> [TASK DETAILS]: Output the material beneath this task exactly, images excluded.

> [TASK INPUT]:
# # # #

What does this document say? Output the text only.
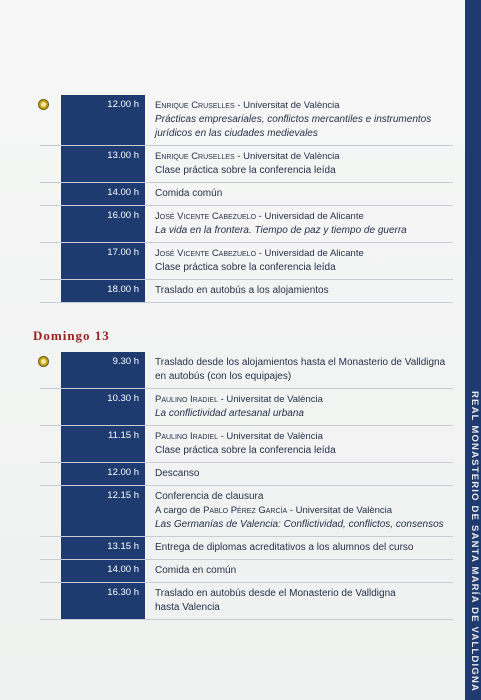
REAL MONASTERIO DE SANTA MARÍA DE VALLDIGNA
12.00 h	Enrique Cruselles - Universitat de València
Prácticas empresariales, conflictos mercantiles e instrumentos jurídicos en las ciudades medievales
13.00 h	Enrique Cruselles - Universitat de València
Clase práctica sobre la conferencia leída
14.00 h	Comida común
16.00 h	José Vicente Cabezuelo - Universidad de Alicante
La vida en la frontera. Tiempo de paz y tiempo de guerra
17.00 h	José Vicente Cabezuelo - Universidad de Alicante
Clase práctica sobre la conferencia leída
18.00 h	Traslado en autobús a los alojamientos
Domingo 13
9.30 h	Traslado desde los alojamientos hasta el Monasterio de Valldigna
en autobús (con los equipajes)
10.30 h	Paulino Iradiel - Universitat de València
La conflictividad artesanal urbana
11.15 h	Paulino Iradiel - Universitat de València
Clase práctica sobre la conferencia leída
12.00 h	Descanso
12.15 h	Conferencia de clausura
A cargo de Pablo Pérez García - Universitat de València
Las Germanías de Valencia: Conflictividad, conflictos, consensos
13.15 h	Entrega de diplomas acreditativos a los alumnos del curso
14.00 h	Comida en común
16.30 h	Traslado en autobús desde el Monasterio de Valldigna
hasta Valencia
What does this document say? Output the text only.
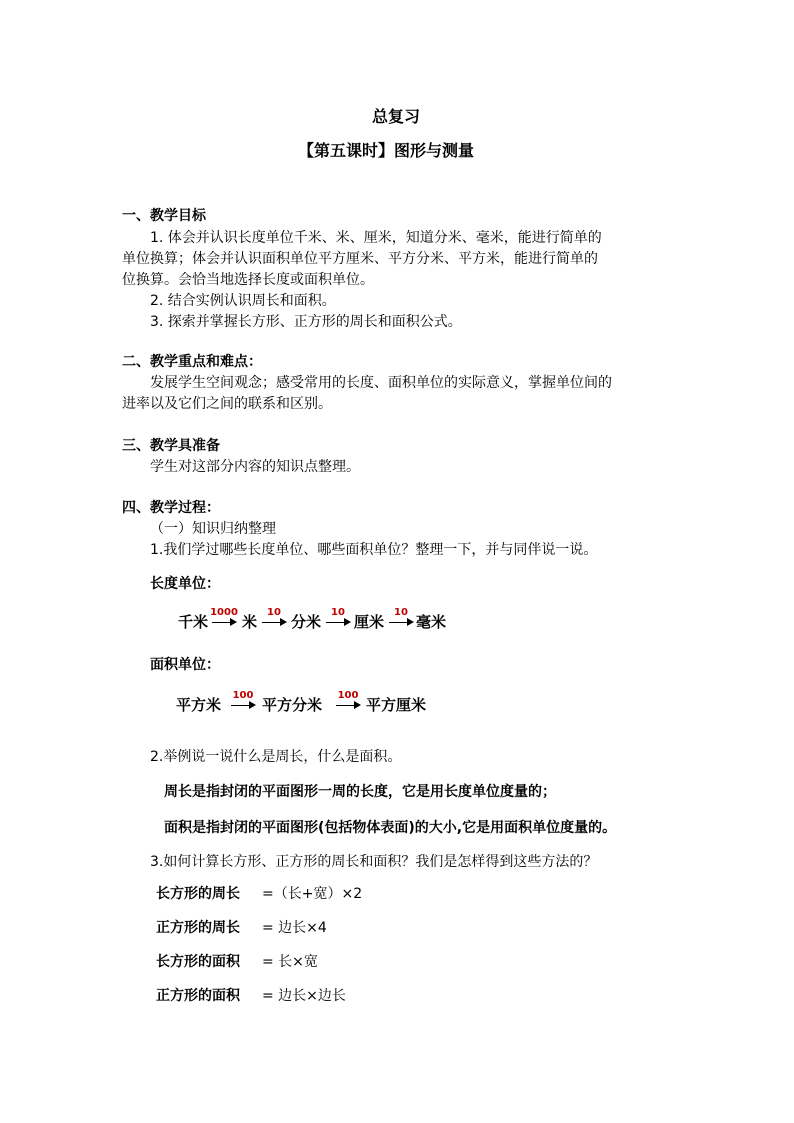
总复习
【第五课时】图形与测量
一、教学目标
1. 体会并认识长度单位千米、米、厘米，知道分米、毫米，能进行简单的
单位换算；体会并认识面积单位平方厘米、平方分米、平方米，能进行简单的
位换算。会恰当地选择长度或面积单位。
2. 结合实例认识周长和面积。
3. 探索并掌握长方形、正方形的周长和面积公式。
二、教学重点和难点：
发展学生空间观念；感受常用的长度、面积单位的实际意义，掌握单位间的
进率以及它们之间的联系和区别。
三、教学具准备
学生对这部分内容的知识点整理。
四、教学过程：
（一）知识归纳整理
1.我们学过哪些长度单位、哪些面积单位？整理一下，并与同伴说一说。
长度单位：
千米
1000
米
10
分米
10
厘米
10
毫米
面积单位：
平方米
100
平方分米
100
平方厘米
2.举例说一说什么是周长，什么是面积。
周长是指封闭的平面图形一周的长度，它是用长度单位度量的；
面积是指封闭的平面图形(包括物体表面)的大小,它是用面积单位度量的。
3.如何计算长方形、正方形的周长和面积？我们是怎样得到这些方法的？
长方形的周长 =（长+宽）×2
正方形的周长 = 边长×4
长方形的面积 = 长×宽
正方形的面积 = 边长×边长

# # # #

> [OUTPUT BELOW]:
What does this document say? Output the text only.
REAL MONASTERIO DE SANTA MARÍA DE VALLDIGNA
12.00 h	Enrique Cruselles - Universitat de València
Prácticas empresariales, conflictos mercantiles e instrumentos jurídicos en las ciudades medievales
13.00 h	Enrique Cruselles - Universitat de València
Clase práctica sobre la conferencia leída
14.00 h	Comida común
16.00 h	José Vicente Cabezuelo - Universidad de Alicante
La vida en la frontera. Tiempo de paz y tiempo de guerra
17.00 h	José Vicente Cabezuelo - Universidad de Alicante
Clase práctica sobre la conferencia leída
18.00 h	Traslado en autobús a los alojamientos
Domingo 13
9.30 h	Traslado desde los alojamientos hasta el Monasterio de Valldigna
en autobús (con los equipajes)
10.30 h	Paulino Iradiel - Universitat de València
La conflictividad artesanal urbana
11.15 h	Paulino Iradiel - Universitat de València
Clase práctica sobre la conferencia leída
12.00 h	Descanso
12.15 h	Conferencia de clausura
A cargo de Pablo Pérez García - Universitat de València
Las Germanías de Valencia: Conflictividad, conflictos, consensos
13.15 h	Entrega de diplomas acreditativos a los alumnos del curso
14.00 h	Comida en común
16.30 h	Traslado en autobús desde el Monasterio de Valldigna
hasta Valencia
What does this document say? Output the text only.
总复习
【第五课时】图形与测量
一、教学目标
1. 体会并认识长度单位千米、米、厘米，知道分米、毫米，能进行简单的
单位换算；体会并认识面积单位平方厘米、平方分米、平方米，能进行简单的
位换算。会恰当地选择长度或面积单位。
2. 结合实例认识周长和面积。
3. 探索并掌握长方形、正方形的周长和面积公式。
二、教学重点和难点：
发展学生空间观念；感受常用的长度、面积单位的实际意义，掌握单位间的
进率以及它们之间的联系和区别。
三、教学具准备
学生对这部分内容的知识点整理。
四、教学过程：
（一）知识归纳整理
1.我们学过哪些长度单位、哪些面积单位？整理一下，并与同伴说一说。
长度单位：
千米
1000
米
10
分米
10
厘米
10
毫米
面积单位：
平方米
100
平方分米
100
平方厘米
2.举例说一说什么是周长，什么是面积。
周长是指封闭的平面图形一周的长度，它是用长度单位度量的；
面积是指封闭的平面图形(包括物体表面)的大小,它是用面积单位度量的。
3.如何计算长方形、正方形的周长和面积？我们是怎样得到这些方法的？
长方形的周长 =（长+宽）×2
正方形的周长 = 边长×4
长方形的面积 = 长×宽
正方形的面积 = 边长×边长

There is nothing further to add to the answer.